Your objective>
Below are some records. Say in a single number how many of their lines include the word "plain".

Start Records for the exercise

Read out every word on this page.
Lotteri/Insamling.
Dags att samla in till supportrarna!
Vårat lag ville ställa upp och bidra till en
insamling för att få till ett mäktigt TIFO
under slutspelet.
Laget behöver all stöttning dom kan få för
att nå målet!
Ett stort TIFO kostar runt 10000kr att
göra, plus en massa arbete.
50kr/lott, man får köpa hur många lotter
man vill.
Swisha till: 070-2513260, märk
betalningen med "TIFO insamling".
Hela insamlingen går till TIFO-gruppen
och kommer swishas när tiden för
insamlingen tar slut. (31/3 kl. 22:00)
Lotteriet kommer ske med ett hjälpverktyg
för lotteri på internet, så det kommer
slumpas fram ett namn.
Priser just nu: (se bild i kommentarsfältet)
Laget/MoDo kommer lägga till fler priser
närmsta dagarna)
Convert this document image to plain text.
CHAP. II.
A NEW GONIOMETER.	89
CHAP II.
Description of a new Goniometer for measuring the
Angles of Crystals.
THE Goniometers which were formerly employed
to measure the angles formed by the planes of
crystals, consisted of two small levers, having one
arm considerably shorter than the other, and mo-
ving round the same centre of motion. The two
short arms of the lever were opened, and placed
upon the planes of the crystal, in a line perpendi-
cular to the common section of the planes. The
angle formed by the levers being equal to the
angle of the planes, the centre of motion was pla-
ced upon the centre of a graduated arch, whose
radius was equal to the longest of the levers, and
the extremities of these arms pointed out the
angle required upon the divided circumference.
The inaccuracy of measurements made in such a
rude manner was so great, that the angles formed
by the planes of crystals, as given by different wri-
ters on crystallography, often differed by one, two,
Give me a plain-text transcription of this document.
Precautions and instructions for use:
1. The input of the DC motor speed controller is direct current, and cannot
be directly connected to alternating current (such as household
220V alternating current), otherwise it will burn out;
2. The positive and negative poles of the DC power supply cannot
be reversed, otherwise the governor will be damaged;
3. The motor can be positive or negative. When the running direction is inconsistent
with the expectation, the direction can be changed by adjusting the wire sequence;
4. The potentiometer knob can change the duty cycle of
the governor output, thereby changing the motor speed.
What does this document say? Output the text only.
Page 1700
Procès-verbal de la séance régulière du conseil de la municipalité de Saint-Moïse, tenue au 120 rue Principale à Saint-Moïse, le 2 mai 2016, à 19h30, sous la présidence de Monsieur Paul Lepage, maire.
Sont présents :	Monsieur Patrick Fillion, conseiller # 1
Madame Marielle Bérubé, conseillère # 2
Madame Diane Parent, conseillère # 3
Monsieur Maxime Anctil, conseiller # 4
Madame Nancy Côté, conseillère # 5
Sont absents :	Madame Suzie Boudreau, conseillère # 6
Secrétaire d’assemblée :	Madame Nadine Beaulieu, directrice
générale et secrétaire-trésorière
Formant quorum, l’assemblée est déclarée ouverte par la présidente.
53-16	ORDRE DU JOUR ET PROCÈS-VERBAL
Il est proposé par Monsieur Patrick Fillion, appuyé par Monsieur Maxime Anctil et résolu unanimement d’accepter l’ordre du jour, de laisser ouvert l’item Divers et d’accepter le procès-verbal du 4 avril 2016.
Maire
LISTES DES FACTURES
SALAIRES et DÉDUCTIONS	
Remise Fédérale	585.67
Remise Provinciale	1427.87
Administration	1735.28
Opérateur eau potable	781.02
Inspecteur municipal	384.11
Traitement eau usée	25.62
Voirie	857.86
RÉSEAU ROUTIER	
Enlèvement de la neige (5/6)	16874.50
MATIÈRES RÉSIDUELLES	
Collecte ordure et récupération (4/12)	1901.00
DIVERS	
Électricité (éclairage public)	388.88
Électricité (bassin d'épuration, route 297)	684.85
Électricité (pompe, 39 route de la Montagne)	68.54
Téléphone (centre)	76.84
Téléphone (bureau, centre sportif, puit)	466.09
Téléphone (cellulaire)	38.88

End Records for the exercise

The response>
2